* _你的任务_
把下方列表中从含有“bar xyxy=(288,239,291,367)”的那一行起，直到含有“bar xyxy=(637,286,640,367)”的那一行为止（两端都算在内）的各行，逐字照抄输出。

┌──

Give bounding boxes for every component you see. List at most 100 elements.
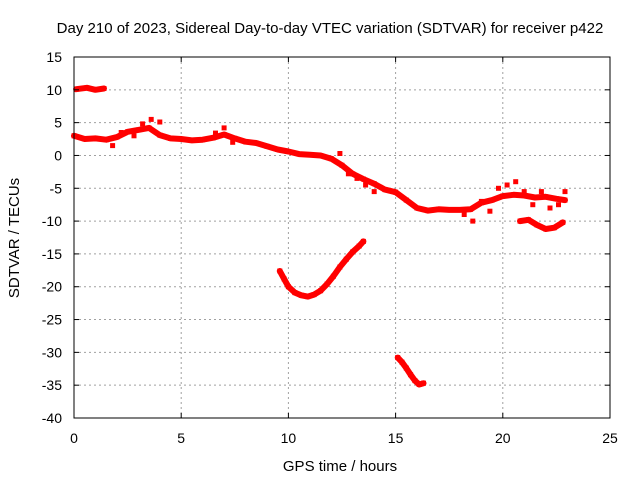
data-point	[292, 290, 298, 296]
data-point	[264, 143, 270, 149]
data-point	[339, 162, 345, 168]
axis-ticks: 0 5 10 15 20 25 15 10 5 0 -5 -10 -15 -20 -25 -30 -35 -40	[42, 49, 618, 446]
data-point	[543, 194, 549, 200]
data-point	[232, 135, 238, 141]
data-point	[168, 135, 173, 141]
data-point	[399, 359, 405, 365]
data-point	[560, 219, 566, 225]
data-point	[551, 225, 557, 231]
y-tick-label: 15	[46, 49, 62, 65]
data-point	[178, 136, 184, 142]
data-point	[403, 365, 409, 371]
data-point	[414, 205, 420, 211]
x-axis-label: GPS time / hours	[283, 458, 397, 475]
data-point	[285, 284, 291, 290]
data-point	[157, 132, 163, 138]
y-tick-label: 0	[54, 147, 62, 163]
data-point	[504, 182, 510, 188]
y-tick-label: -20	[42, 279, 62, 295]
data-point	[547, 205, 553, 211]
data-point	[526, 217, 531, 223]
data-point	[101, 86, 107, 91]
y-tick-label: -25	[42, 312, 62, 328]
data-point	[330, 273, 336, 279]
data-point	[189, 137, 195, 143]
data-point	[521, 193, 527, 198]
data-point	[135, 127, 141, 133]
data-point	[521, 189, 527, 195]
data-point	[318, 153, 324, 158]
data-point	[275, 147, 281, 152]
data-layer	[71, 84, 568, 388]
plot-frame	[73, 56, 611, 419]
data-point	[363, 182, 369, 188]
data-point	[350, 171, 356, 177]
data-point	[532, 195, 538, 200]
data-point	[461, 212, 467, 217]
data-point	[337, 264, 343, 270]
data-point	[395, 355, 401, 361]
y-axis-label: SDTVAR / TECUs	[6, 178, 23, 298]
series-trace	[73, 84, 107, 93]
data-point	[500, 193, 506, 199]
data-point	[296, 151, 302, 157]
data-point	[328, 156, 334, 162]
data-point	[408, 372, 414, 378]
data-point	[221, 125, 227, 131]
data-point	[538, 189, 544, 195]
data-point	[421, 380, 426, 386]
data-point	[318, 288, 324, 294]
data-point	[513, 179, 519, 185]
data-point	[285, 149, 291, 154]
data-point	[496, 185, 501, 191]
data-point	[403, 197, 409, 203]
data-point	[350, 249, 356, 255]
data-point	[277, 268, 283, 274]
data-point	[140, 121, 146, 127]
data-point	[114, 134, 120, 140]
x-tick-label: 0	[70, 430, 78, 446]
data-point	[110, 143, 116, 149]
data-point	[360, 238, 366, 244]
chart-title: Day 210 of 2023, Sidereal Day-to-day VTE…	[57, 20, 604, 37]
data-point	[92, 135, 98, 141]
data-point	[356, 243, 362, 249]
data-point	[103, 137, 109, 143]
data-point	[553, 196, 559, 202]
x-tick-label: 25	[602, 430, 618, 446]
data-point	[470, 218, 476, 224]
data-point	[73, 86, 79, 92]
x-tick-label: 15	[388, 430, 404, 446]
y-tick-label: -30	[42, 344, 62, 360]
data-point	[489, 197, 495, 203]
data-point	[360, 176, 366, 182]
data-point	[311, 292, 317, 298]
series-main-track	[71, 124, 568, 214]
data-point	[92, 87, 98, 93]
data-point	[200, 137, 206, 143]
data-point	[534, 222, 540, 228]
data-point	[221, 132, 227, 137]
data-point	[530, 202, 536, 208]
y-tick-label: -10	[42, 213, 62, 229]
data-point	[131, 133, 137, 139]
data-point	[146, 125, 152, 131]
data-point	[425, 208, 431, 214]
data-point	[298, 292, 304, 298]
data-point	[543, 226, 549, 232]
data-point	[446, 207, 452, 213]
series-tail-segment	[517, 216, 566, 232]
data-point	[412, 378, 418, 384]
data-point	[436, 206, 441, 212]
series-lower-arc	[276, 238, 367, 300]
data-point	[562, 189, 568, 195]
data-point	[82, 136, 88, 142]
data-point	[337, 151, 343, 156]
data-point	[125, 129, 131, 135]
data-point	[468, 206, 474, 212]
data-point	[371, 189, 377, 195]
y-tick-label: 5	[54, 115, 62, 131]
data-point	[478, 198, 484, 204]
data-point	[281, 276, 287, 282]
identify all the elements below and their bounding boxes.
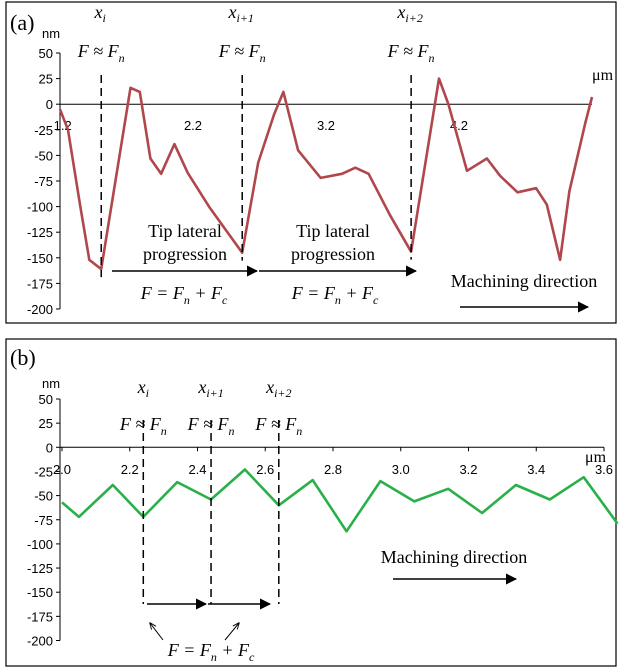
panel-a-y-tick-label: -150 <box>27 251 53 266</box>
panel-b-force-label: F = Fn + Fc <box>167 640 255 664</box>
panel-a-x-tick-label: 2.2 <box>184 118 202 133</box>
panel-b-force-pointer-left <box>150 623 164 641</box>
panel-b-y-axis: 50 25 0 -25 -50 -75 -100 -125 -150 -175 -200 <box>27 392 604 649</box>
panel-a-y-tick-label: -175 <box>27 276 53 291</box>
panel-a-force-label-1: F = Fn + Fc <box>140 283 228 307</box>
panel-b-x-tick-label: 2.2 <box>121 462 139 477</box>
panel-b-x-tick-label: 3.2 <box>459 462 477 477</box>
panel-b-y-tick-label: -200 <box>27 634 53 649</box>
panel-b-x-tick-label: 2.0 <box>53 462 71 477</box>
panel-a-y-tick-label: 0 <box>46 97 53 112</box>
panel-a-marker-label: xi+2 <box>396 2 422 25</box>
panel-a-marker-formula: F ≈ Fn <box>387 41 435 65</box>
panel-b-marker-label: xi+1 <box>197 377 223 400</box>
panel-b-machining-direction-label: Machining direction <box>381 547 527 567</box>
panel-a-y-unit: nm <box>42 26 60 41</box>
panel-b-frame <box>5 338 617 667</box>
panel-a-marker-label: xi <box>94 2 106 25</box>
panel-a-markers: xi F ≈ Fn xi+1 F ≈ Fn xi+2 F ≈ Fn <box>77 2 435 278</box>
panel-a-y-axis: 50 25 0 -25 -50 -75 -100 -125 -150 -175 -200 <box>27 46 592 317</box>
panel-b-label: (b) <box>10 345 36 370</box>
panel-a-y-tick-label: -50 <box>34 148 53 163</box>
panel-a-machining-direction-label: Machining direction <box>451 271 597 291</box>
panel-b-y-tick-label: 50 <box>39 392 53 407</box>
panel-b-x-tick-label: 3.4 <box>527 462 545 477</box>
panel-b-force-pointer-right <box>224 623 239 641</box>
panel-a-force-label-2: F = Fn + Fc <box>291 283 379 307</box>
panel-b-y-tick-label: -25 <box>34 464 53 479</box>
panel-b-x-tick-label: 3.0 <box>392 462 410 477</box>
panel-b-y-tick-label: -175 <box>27 609 53 624</box>
panel-b-y-tick-label: -125 <box>27 561 53 576</box>
panel-b-x-tick-label: 2.6 <box>256 462 274 477</box>
panel-b-marker-formula: F ≈ Fn <box>254 414 302 438</box>
panel-a-segment-2-line-1: Tip lateral <box>296 221 370 241</box>
panel-b-y-tick-label: 0 <box>46 440 53 455</box>
panel-b-markers: xi F ≈ Fn xi+1 F ≈ Fn xi+2 F ≈ Fn <box>119 377 302 604</box>
panel-a-series <box>58 77 594 271</box>
panel-b-y-tick-label: -50 <box>34 489 53 504</box>
panel-a-marker-formula: F ≈ Fn <box>218 41 266 65</box>
panel-b-series-line <box>61 468 619 533</box>
panel-a-label: (a) <box>10 10 34 35</box>
panel-a-segment-1-line-1: Tip lateral <box>148 221 222 241</box>
panel-a-y-tick-label: 50 <box>39 46 53 61</box>
panel-a-marker-label: xi+1 <box>227 2 253 25</box>
panel-a-series-line <box>58 77 594 271</box>
panel-b-x-tick-label: 2.8 <box>324 462 342 477</box>
panel-a-x-tick-label: 3.2 <box>317 118 335 133</box>
panel-a: (a) nm μm 50 25 0 -25 -50 -75 -100 -125 -150 -175… <box>5 1 617 324</box>
panel-b-marker-formula: F ≈ Fn <box>119 414 167 438</box>
panel-b-marker-formula: F ≈ Fn <box>187 414 235 438</box>
panel-a-x-unit: μm <box>592 67 614 84</box>
panel-a-y-tick-label: -200 <box>27 302 53 317</box>
panel-b-y-unit: nm <box>42 376 60 391</box>
panel-a-segment-2-line-2: progression <box>291 244 375 264</box>
panel-a-y-tick-label: -75 <box>34 174 53 189</box>
panel-b-x-tick-label: 3.6 <box>595 462 613 477</box>
panel-b-y-tick-label: -75 <box>34 513 53 528</box>
panel-a-y-tick-label: 25 <box>39 72 53 87</box>
panel-b-y-tick-label: -100 <box>27 537 53 552</box>
panel-a-x-tick-labels: 1.2 2.2 3.2 4.2 <box>54 118 468 133</box>
panel-b-x-tick-labels: 2.0 2.2 2.4 2.6 2.8 3.0 3.2 3.4 3.6 <box>53 447 613 477</box>
panel-a-y-tick-label: -25 <box>34 123 53 138</box>
panel-a-y-tick-label: -125 <box>27 225 53 240</box>
panel-b-marker-label: xi+2 <box>265 377 291 400</box>
panel-a-segment-1-line-2: progression <box>143 244 227 264</box>
panel-b-y-tick-label: 25 <box>39 416 53 431</box>
panel-b-marker-label: xi <box>137 377 149 400</box>
panel-b-x-tick-label: 2.4 <box>188 462 206 477</box>
panel-b-x-unit: μm <box>585 449 607 466</box>
panel-a-marker-formula: F ≈ Fn <box>77 41 125 65</box>
panel-a-frame <box>5 1 617 324</box>
panel-b: (b) nm μm 50 25 0 -25 -50 -75 -100 -125 -150 -175… <box>5 338 619 667</box>
panel-b-y-tick-label: -150 <box>27 585 53 600</box>
panel-a-y-tick-label: -100 <box>27 200 53 215</box>
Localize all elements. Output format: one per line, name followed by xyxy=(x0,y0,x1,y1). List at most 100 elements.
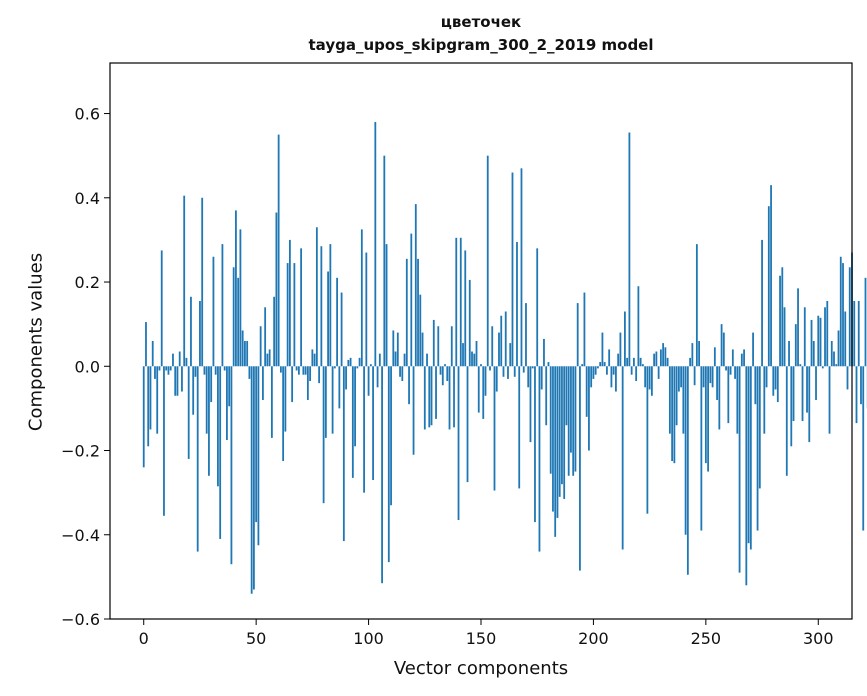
bar xyxy=(288,239,291,367)
bar xyxy=(664,347,667,367)
bar xyxy=(410,233,413,367)
bar xyxy=(817,315,820,367)
bar xyxy=(581,364,584,367)
bar xyxy=(464,250,467,367)
bar xyxy=(226,366,228,440)
x-tick-label: 0 xyxy=(139,629,149,648)
bar xyxy=(819,317,822,367)
bar xyxy=(163,366,165,516)
bar xyxy=(228,366,231,407)
bar xyxy=(196,366,199,552)
bar xyxy=(637,286,640,367)
bar xyxy=(239,229,242,367)
bar xyxy=(421,332,424,367)
bar xyxy=(480,364,482,367)
bar xyxy=(525,303,527,367)
bar xyxy=(574,366,577,472)
bar xyxy=(716,366,718,400)
bar xyxy=(788,341,790,367)
bar xyxy=(570,366,572,453)
bar xyxy=(545,366,548,426)
bar xyxy=(534,366,536,523)
bar xyxy=(205,366,208,434)
bar xyxy=(561,366,563,485)
bar xyxy=(846,366,849,390)
bar xyxy=(552,366,554,512)
bar xyxy=(354,366,356,447)
bar xyxy=(848,267,851,367)
bar xyxy=(599,362,602,367)
bar xyxy=(698,341,700,367)
bar xyxy=(444,364,446,367)
bar xyxy=(502,366,505,377)
bar xyxy=(475,341,478,367)
bar xyxy=(286,263,289,367)
bar xyxy=(606,366,608,375)
bar xyxy=(468,279,471,367)
bar xyxy=(322,366,325,504)
bar xyxy=(459,237,462,367)
bar xyxy=(500,315,503,367)
bar xyxy=(540,366,543,390)
bar xyxy=(208,366,210,476)
bar xyxy=(169,366,172,371)
bar xyxy=(304,366,307,375)
x-tick-label: 100 xyxy=(353,629,384,648)
bar xyxy=(300,248,303,367)
bar xyxy=(309,366,312,382)
bar xyxy=(268,349,271,367)
bar xyxy=(639,357,642,367)
bar xyxy=(745,366,748,586)
bar xyxy=(219,366,222,539)
bar xyxy=(565,366,568,426)
bar xyxy=(677,366,680,392)
bar xyxy=(736,366,739,434)
x-tick-label: 250 xyxy=(691,629,722,648)
bar xyxy=(457,366,460,521)
bar xyxy=(860,366,862,405)
bar xyxy=(709,366,712,384)
plot-frame xyxy=(109,62,853,620)
bar xyxy=(558,366,561,497)
bar xyxy=(522,366,525,373)
bar xyxy=(644,366,647,388)
bar xyxy=(376,366,379,388)
bar xyxy=(486,155,489,367)
bar xyxy=(349,357,352,367)
bar xyxy=(615,366,617,392)
bar xyxy=(408,366,410,405)
bar xyxy=(673,366,676,464)
bar xyxy=(396,332,399,367)
bar xyxy=(383,155,386,367)
bar xyxy=(538,366,541,552)
bar xyxy=(684,366,687,535)
bar xyxy=(340,292,343,367)
bar xyxy=(803,307,806,367)
bar xyxy=(414,204,417,367)
bar xyxy=(509,343,512,367)
bar xyxy=(830,341,833,367)
x-tick-label: 150 xyxy=(466,629,497,648)
bar xyxy=(313,353,316,367)
bar xyxy=(250,366,253,594)
bar xyxy=(815,366,817,400)
bar xyxy=(585,366,588,417)
bar xyxy=(142,366,145,468)
bar xyxy=(729,366,732,375)
bar xyxy=(833,351,835,367)
bar xyxy=(749,366,752,550)
bar xyxy=(624,311,626,367)
bar xyxy=(572,366,575,476)
bar xyxy=(810,319,813,367)
bar xyxy=(387,366,390,563)
bar xyxy=(549,366,552,474)
bar xyxy=(430,366,433,426)
y-tick-label: 0.4 xyxy=(75,189,100,208)
bar xyxy=(617,353,620,367)
bar xyxy=(441,366,444,386)
bar xyxy=(774,366,777,390)
bar xyxy=(302,366,305,375)
bar xyxy=(257,366,260,546)
bar xyxy=(601,332,604,367)
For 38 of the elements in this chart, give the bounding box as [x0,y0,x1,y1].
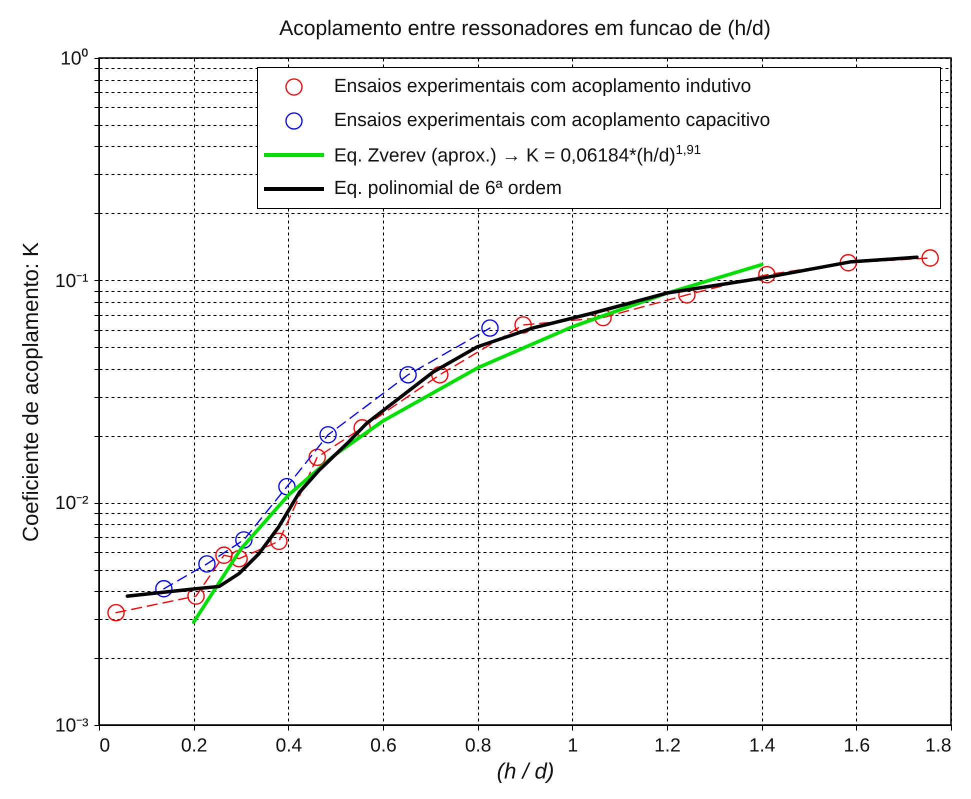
point [431,366,449,384]
x-tick-label: 1 [568,736,578,756]
point [319,426,337,444]
y-tick-label: 10⁰ [60,48,88,70]
x-tick-label: 1.6 [844,736,870,756]
x-axis-title: (h / d) [496,758,554,784]
point [107,604,125,622]
point [481,319,499,337]
point [353,419,371,437]
legend-label: Eq. polinomial de 6ª ordem [334,178,562,200]
x-tick-label: 0 [100,736,110,756]
x-tick-label: 1.8 [925,736,952,756]
point [758,266,776,284]
point [230,550,248,568]
point [399,366,417,384]
y-tick-label: 10⁻³ [55,716,88,736]
point [235,531,253,549]
point [514,316,532,334]
y-tick-label: 10⁻² [55,493,88,514]
legend-label: Ensaios experimentais com acoplamento capacitivo [334,110,770,132]
x-tick-label: 0.6 [370,736,397,756]
point [308,448,326,466]
chart-title: Acoplamento entre ressonadores em funcao de (h/d) [279,17,771,40]
point [921,249,939,267]
point [155,580,173,598]
y-axis-title: Coeficiente de acoplamento: K [18,242,44,542]
point [215,546,233,564]
point [840,254,857,272]
point [270,532,288,550]
x-tick-label: 1.4 [748,736,776,756]
x-tick-label: 0.8 [464,736,492,756]
legend-label: Ensaios experimentais com acoplamento indutivo [334,76,752,98]
x-tick-label: 1.2 [654,736,681,756]
legend-label: Eq. Zverev (aprox.) → K = 0,06184*(h/d)$^{1,91}$ [334,142,701,168]
point [198,555,216,573]
x-tick-label: 0.2 [180,736,208,756]
y-tick-label: 10⁻¹ [55,270,88,292]
x-tick-label: 0.4 [276,736,302,756]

└──

* _本题解答_
bar xyxy=(288,239,291,367)
bar xyxy=(664,347,667,367)
bar xyxy=(410,233,413,367)
bar xyxy=(817,315,820,367)
bar xyxy=(581,364,584,367)
bar xyxy=(464,250,467,367)
bar xyxy=(226,366,228,440)
x-tick-label: 0 xyxy=(139,629,149,648)
bar xyxy=(819,317,822,367)
bar xyxy=(163,366,165,516)
bar xyxy=(228,366,231,407)
bar xyxy=(196,366,199,552)
bar xyxy=(637,286,640,367)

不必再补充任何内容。